#### WHAT YOU SHOULD DO
Reproduce the following lines verbatim, starting with the line containing "22, 576, 60]" and continuing through the line containing "1148, 431, 1178]", with both lines included.

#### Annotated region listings
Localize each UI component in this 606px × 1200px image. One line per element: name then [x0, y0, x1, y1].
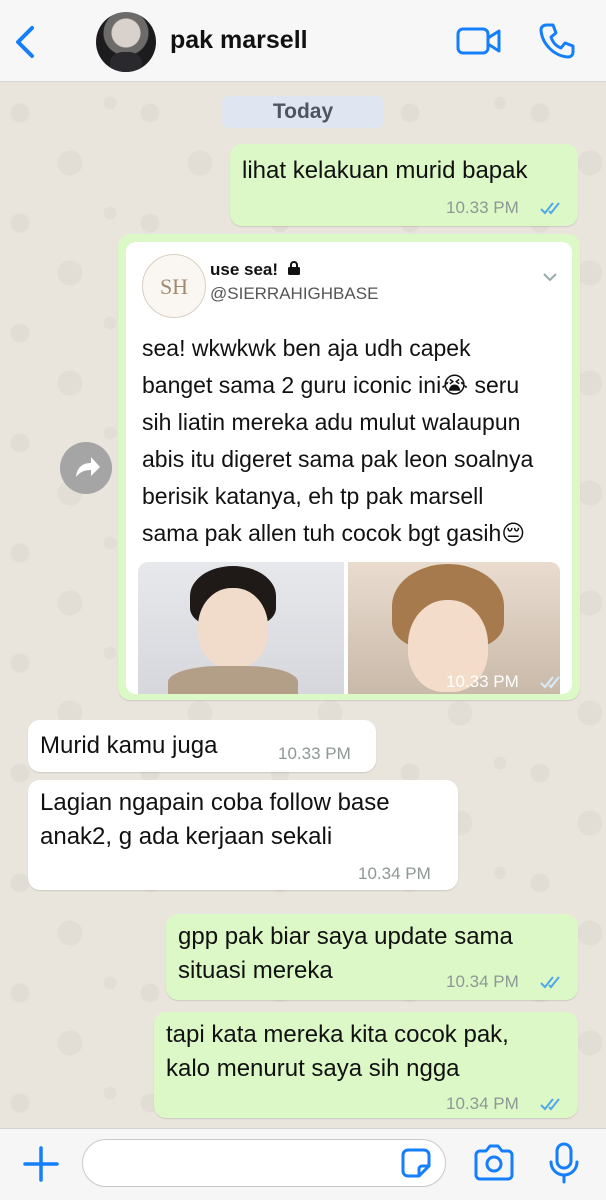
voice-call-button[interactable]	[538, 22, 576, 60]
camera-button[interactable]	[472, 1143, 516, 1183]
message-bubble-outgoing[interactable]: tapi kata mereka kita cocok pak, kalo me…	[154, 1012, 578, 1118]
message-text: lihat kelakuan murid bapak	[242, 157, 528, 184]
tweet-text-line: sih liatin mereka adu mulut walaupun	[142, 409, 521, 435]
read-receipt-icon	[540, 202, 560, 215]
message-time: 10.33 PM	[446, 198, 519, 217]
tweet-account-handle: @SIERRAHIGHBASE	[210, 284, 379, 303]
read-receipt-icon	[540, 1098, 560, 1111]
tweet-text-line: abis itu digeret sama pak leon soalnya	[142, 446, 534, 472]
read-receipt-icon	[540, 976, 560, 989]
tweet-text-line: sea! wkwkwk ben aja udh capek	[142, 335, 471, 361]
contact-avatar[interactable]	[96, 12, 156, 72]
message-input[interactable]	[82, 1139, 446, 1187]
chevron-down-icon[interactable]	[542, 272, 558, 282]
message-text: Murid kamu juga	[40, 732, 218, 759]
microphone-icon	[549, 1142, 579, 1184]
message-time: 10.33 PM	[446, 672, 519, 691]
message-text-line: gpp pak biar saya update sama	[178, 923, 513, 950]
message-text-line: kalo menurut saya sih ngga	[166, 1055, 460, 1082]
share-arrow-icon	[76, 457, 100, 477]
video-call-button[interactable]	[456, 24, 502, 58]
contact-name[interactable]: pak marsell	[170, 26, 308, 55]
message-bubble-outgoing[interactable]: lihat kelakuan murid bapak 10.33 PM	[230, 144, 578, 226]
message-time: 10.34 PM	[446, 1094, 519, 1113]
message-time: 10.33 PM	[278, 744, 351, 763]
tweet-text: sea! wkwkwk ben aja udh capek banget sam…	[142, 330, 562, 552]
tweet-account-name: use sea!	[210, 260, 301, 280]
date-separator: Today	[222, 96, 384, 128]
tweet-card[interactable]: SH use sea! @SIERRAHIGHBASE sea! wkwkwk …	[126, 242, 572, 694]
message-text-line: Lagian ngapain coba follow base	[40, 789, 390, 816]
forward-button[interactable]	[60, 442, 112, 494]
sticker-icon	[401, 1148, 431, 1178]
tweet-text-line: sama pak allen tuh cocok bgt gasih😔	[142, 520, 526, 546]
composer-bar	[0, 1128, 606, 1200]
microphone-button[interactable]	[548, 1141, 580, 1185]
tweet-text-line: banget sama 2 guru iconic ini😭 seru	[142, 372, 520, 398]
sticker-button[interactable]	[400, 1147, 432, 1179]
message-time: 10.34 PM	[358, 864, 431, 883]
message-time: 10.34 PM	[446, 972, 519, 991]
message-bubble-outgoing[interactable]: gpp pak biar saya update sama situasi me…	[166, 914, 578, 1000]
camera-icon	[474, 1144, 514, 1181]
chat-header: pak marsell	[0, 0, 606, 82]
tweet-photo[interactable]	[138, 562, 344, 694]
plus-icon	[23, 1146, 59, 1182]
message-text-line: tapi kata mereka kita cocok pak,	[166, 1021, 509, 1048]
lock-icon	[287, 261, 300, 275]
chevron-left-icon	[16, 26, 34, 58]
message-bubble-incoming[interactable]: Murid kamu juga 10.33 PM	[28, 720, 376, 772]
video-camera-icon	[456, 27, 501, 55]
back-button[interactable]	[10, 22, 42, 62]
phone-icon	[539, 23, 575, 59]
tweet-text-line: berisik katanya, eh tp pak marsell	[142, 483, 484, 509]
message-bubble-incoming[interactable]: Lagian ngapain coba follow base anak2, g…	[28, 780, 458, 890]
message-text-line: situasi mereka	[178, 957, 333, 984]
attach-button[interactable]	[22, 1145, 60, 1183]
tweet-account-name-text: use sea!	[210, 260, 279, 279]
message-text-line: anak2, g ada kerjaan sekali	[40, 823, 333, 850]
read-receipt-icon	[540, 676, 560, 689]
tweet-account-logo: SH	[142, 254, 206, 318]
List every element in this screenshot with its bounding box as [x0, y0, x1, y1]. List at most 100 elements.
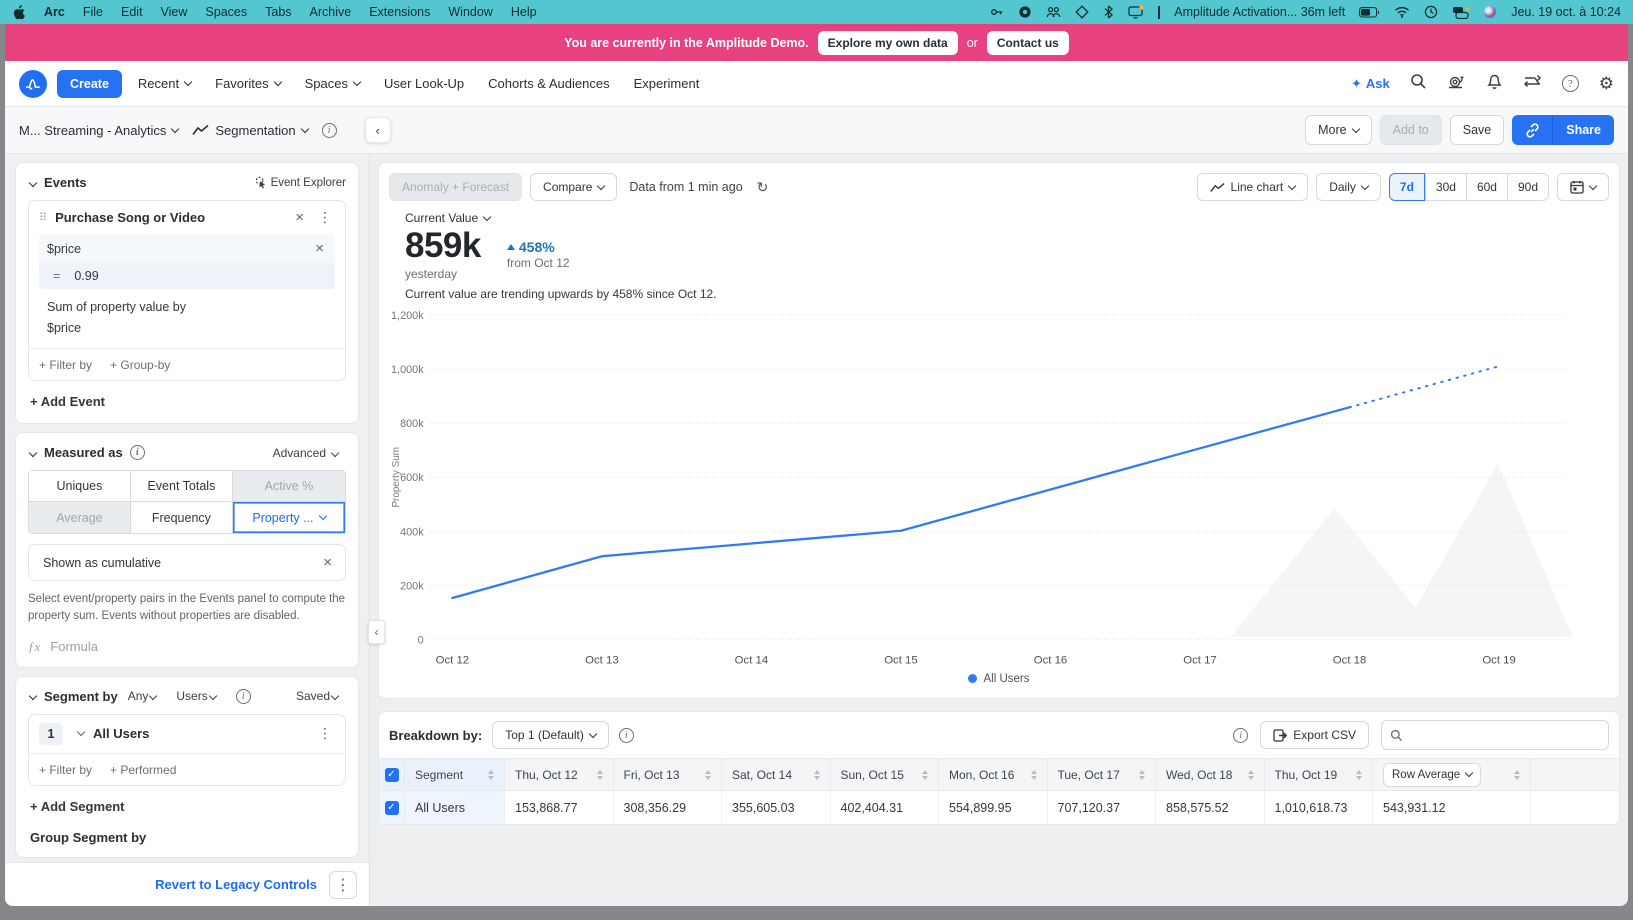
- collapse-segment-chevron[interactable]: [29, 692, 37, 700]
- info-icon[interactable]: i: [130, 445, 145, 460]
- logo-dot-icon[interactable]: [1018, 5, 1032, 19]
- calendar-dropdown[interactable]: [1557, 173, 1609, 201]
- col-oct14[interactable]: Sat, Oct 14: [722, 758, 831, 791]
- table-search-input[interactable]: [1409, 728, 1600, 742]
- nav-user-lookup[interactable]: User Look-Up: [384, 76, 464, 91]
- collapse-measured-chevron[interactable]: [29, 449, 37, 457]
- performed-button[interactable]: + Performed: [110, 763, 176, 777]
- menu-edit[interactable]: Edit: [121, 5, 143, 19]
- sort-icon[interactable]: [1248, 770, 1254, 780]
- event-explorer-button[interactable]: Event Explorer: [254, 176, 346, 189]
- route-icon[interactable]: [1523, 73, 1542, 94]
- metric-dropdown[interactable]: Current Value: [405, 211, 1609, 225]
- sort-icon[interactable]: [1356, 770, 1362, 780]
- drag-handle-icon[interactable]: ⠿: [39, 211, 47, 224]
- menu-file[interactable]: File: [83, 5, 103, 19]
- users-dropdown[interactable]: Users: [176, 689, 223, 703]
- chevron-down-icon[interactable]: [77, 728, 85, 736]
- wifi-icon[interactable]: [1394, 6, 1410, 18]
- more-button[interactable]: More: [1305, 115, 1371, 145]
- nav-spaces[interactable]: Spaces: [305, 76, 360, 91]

#### EXPECTED ANSWER
voice-call-button[interactable]	[538, 22, 576, 60]
camera-button[interactable]	[472, 1143, 516, 1183]
message-bubble-outgoing[interactable]: tapi kata mereka kita cocok pak, kalo me…	[154, 1012, 578, 1118]
message-text: lihat kelakuan murid bapak	[242, 157, 528, 184]
tweet-text-line: sih liatin mereka adu mulut walaupun	[142, 409, 521, 435]
read-receipt-icon	[540, 202, 560, 215]
message-time: 10.33 PM	[446, 198, 519, 217]
tweet-account-handle: @SIERRAHIGHBASE	[210, 284, 379, 303]
read-receipt-icon	[540, 1098, 560, 1111]
tweet-text-line: abis itu digeret sama pak leon soalnya	[142, 446, 534, 472]
read-receipt-icon	[540, 976, 560, 989]
tweet-text-line: sea! wkwkwk ben aja udh capek	[142, 335, 471, 361]
contact-avatar[interactable]	[96, 12, 156, 72]
message-input[interactable]	[82, 1139, 446, 1187]
chevron-down-icon[interactable]	[542, 272, 558, 282]
message-text: Murid kamu juga	[40, 732, 218, 759]
microphone-icon	[549, 1142, 579, 1184]
message-time: 10.33 PM	[446, 672, 519, 691]
message-text-line: gpp pak biar saya update sama	[178, 923, 513, 950]
message-text-line: kalo menurut saya sih ngga	[166, 1055, 460, 1082]
share-arrow-icon	[76, 457, 100, 477]
video-call-button[interactable]	[456, 24, 502, 58]
contact-name[interactable]: pak marsell	[170, 26, 308, 55]
message-bubble-outgoing[interactable]: lihat kelakuan murid bapak 10.33 PM	[230, 144, 578, 226]
message-time: 10.34 PM	[446, 1094, 519, 1113]
message-time: 10.33 PM	[278, 744, 351, 763]
tweet-text: sea! wkwkwk ben aja udh capek banget sam…	[142, 330, 562, 552]
tweet-account-name: use sea!	[210, 260, 301, 280]
date-separator: Today	[222, 96, 384, 128]
tweet-card[interactable]: SH use sea! @SIERRAHIGHBASE sea! wkwkwk …	[126, 242, 572, 694]
message-text-line: Lagian ngapain coba follow base	[40, 789, 390, 816]
forward-button[interactable]	[60, 442, 112, 494]
sticker-icon	[401, 1148, 431, 1178]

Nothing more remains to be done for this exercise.